▸ **DIRECTIONS FOR THIS TASK**:
Without the pictures, print each of the records below exactly as it appears.
[Begin DATA ENTRIES]
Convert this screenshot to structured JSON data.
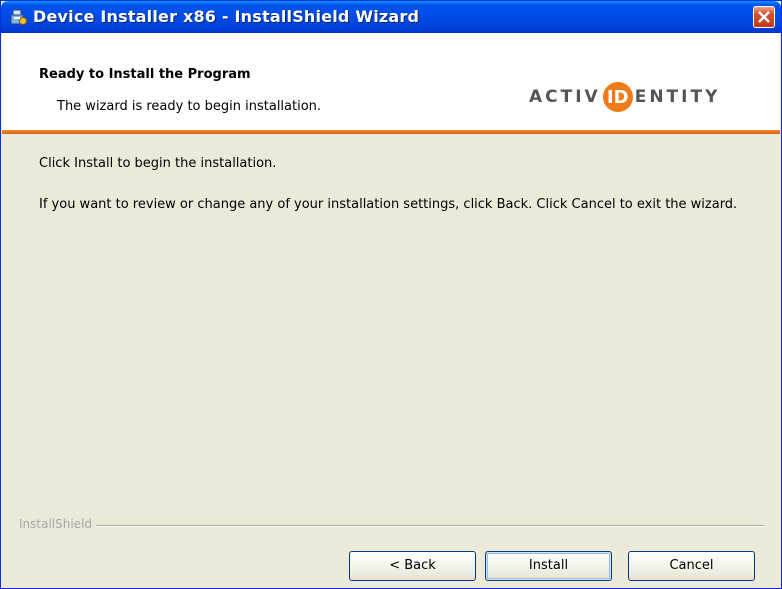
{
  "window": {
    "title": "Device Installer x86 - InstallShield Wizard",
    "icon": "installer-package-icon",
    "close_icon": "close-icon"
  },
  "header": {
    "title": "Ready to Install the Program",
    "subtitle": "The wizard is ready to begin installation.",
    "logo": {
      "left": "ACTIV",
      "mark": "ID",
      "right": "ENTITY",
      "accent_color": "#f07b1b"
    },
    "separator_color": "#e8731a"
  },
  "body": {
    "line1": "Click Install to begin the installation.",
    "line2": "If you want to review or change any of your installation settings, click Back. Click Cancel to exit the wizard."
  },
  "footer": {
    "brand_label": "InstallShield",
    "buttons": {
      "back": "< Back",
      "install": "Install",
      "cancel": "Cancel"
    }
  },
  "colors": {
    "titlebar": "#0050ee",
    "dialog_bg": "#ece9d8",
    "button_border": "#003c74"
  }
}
[End DATA ENTRIES]
▸ **CORRECT RESPONSE**:
Convert this screenshot to structured JSON data.
{
  "window": {
    "title": "Device Installer x86 - InstallShield Wizard",
    "icon": "installer-package-icon",
    "close_icon": "close-icon"
  },
  "header": {
    "title": "Ready to Install the Program",
    "subtitle": "The wizard is ready to begin installation.",
    "logo": {
      "left": "ACTIV",
      "mark": "ID",
      "right": "ENTITY",
      "accent_color": "#f07b1b"
    },
    "separator_color": "#e8731a"
  },
  "body": {
    "line1": "Click Install to begin the installation.",
    "line2": "If you want to review or change any of your installation settings, click Back. Click Cancel to exit the wizard."
  },
  "footer": {
    "brand_label": "InstallShield",
    "buttons": {
      "back": "< Back",
      "install": "Install",
      "cancel": "Cancel"
    }
  },
  "colors": {
    "titlebar": "#0050ee",
    "dialog_bg": "#ece9d8",
    "button_border": "#003c74"
  }
}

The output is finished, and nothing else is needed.